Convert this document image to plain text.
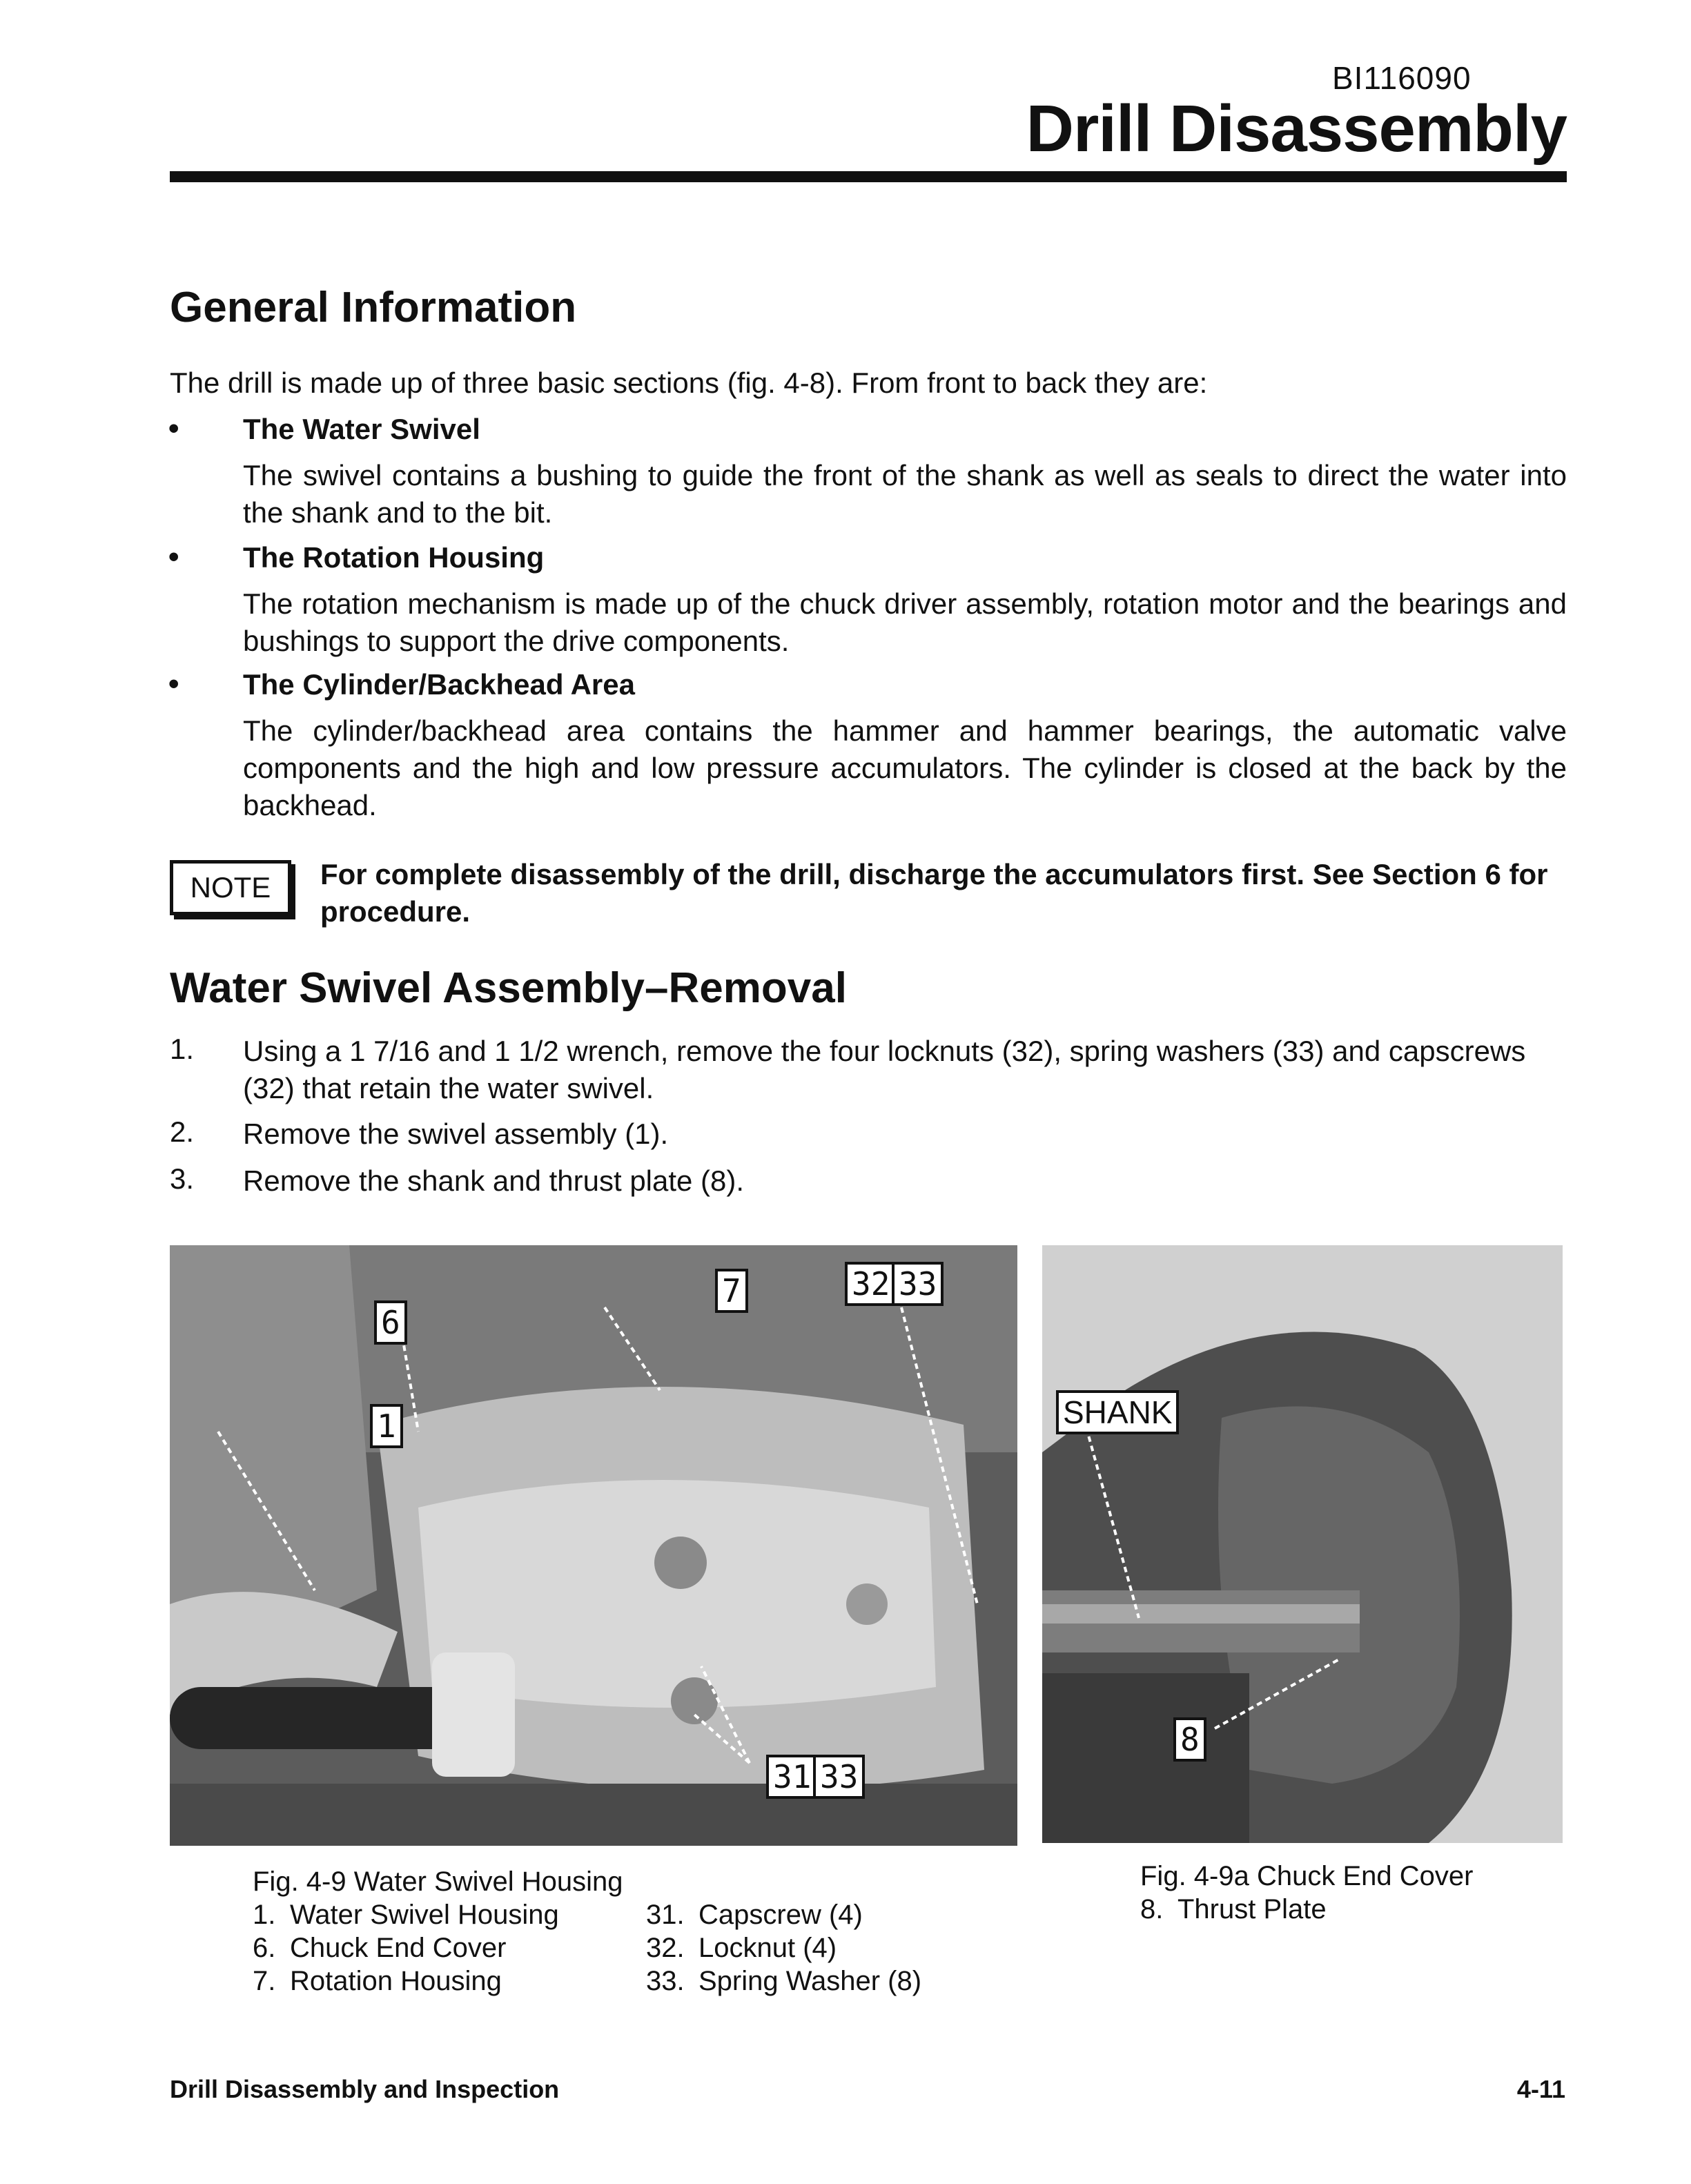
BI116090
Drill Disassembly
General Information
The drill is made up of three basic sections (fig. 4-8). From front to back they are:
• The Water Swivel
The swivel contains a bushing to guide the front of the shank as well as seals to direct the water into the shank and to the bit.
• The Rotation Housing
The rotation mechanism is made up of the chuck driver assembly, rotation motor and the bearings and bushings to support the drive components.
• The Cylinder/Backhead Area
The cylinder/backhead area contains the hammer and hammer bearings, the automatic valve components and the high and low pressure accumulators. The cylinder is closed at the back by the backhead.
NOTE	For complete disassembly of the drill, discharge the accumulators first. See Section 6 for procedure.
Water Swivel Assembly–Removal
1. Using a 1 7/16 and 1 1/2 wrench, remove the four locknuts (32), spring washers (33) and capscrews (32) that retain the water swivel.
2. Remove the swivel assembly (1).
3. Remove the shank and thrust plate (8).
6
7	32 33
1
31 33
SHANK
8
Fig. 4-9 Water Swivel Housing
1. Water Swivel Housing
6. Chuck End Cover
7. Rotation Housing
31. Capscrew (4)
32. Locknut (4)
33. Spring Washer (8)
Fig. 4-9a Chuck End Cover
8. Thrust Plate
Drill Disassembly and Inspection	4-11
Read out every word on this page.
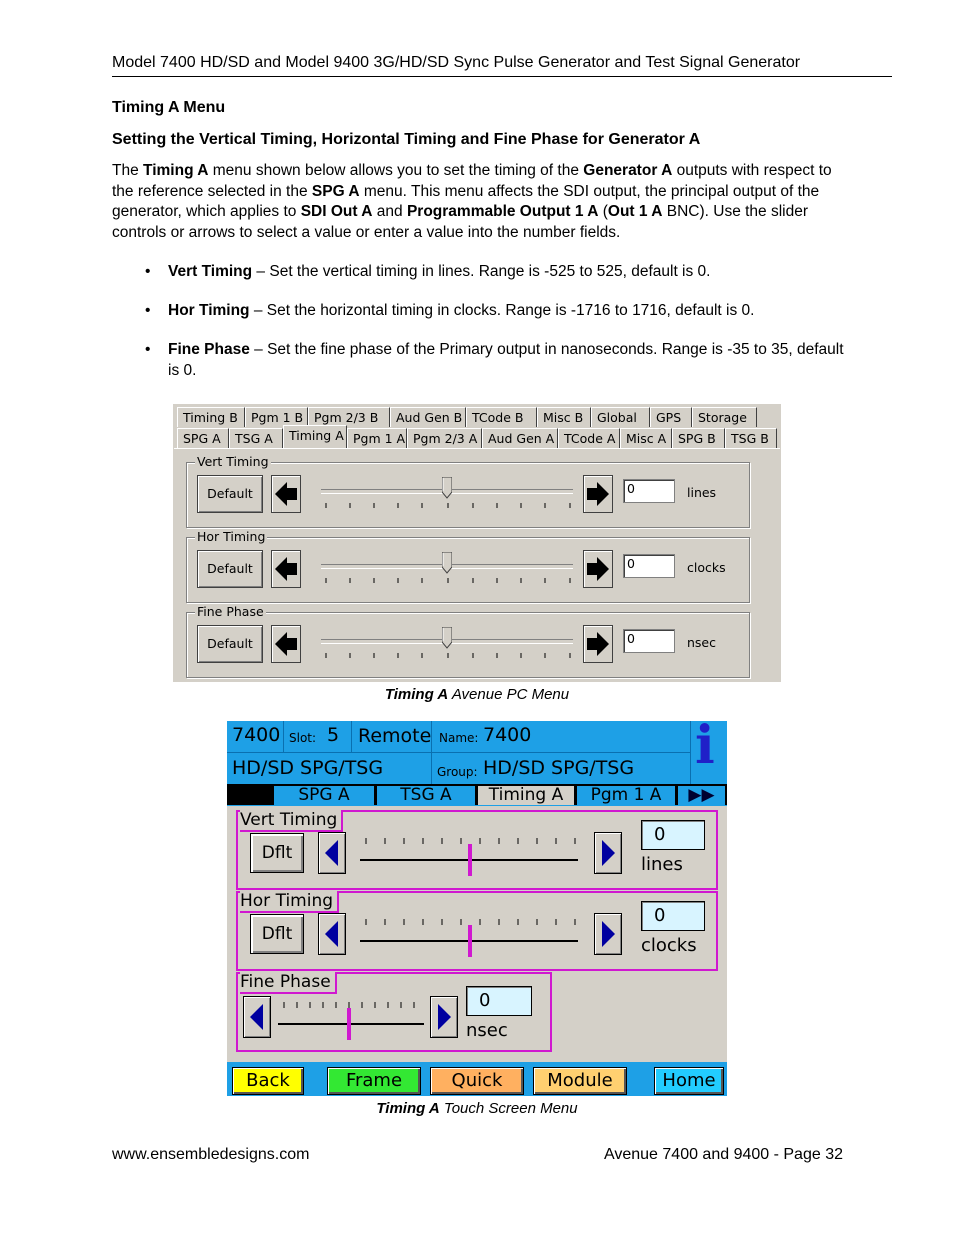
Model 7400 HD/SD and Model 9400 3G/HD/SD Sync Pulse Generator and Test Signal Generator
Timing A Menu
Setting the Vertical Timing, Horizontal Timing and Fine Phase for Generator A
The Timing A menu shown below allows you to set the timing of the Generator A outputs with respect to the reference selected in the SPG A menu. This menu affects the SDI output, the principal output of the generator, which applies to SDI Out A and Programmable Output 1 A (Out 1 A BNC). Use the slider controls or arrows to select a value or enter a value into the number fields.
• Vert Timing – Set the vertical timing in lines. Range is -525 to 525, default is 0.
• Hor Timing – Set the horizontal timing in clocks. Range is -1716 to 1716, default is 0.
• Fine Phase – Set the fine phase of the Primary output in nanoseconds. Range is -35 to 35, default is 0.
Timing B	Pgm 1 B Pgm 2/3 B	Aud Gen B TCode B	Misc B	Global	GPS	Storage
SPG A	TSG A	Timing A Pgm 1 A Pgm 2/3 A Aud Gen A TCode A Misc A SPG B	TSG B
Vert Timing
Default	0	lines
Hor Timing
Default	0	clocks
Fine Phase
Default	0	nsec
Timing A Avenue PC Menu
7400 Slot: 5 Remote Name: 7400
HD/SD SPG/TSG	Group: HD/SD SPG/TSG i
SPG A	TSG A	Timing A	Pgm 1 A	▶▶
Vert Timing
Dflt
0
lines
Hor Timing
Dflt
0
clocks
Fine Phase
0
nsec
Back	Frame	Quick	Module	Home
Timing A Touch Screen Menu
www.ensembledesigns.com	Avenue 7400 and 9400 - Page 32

··········

▶ **EXERCISE GOAL**: Go through the records above and copy every line with the word "Avenue".

▶ **THE RESPONSE**:
Timing A Avenue PC Menu
www.ensembledesigns.com	Avenue 7400 and 9400 - Page 32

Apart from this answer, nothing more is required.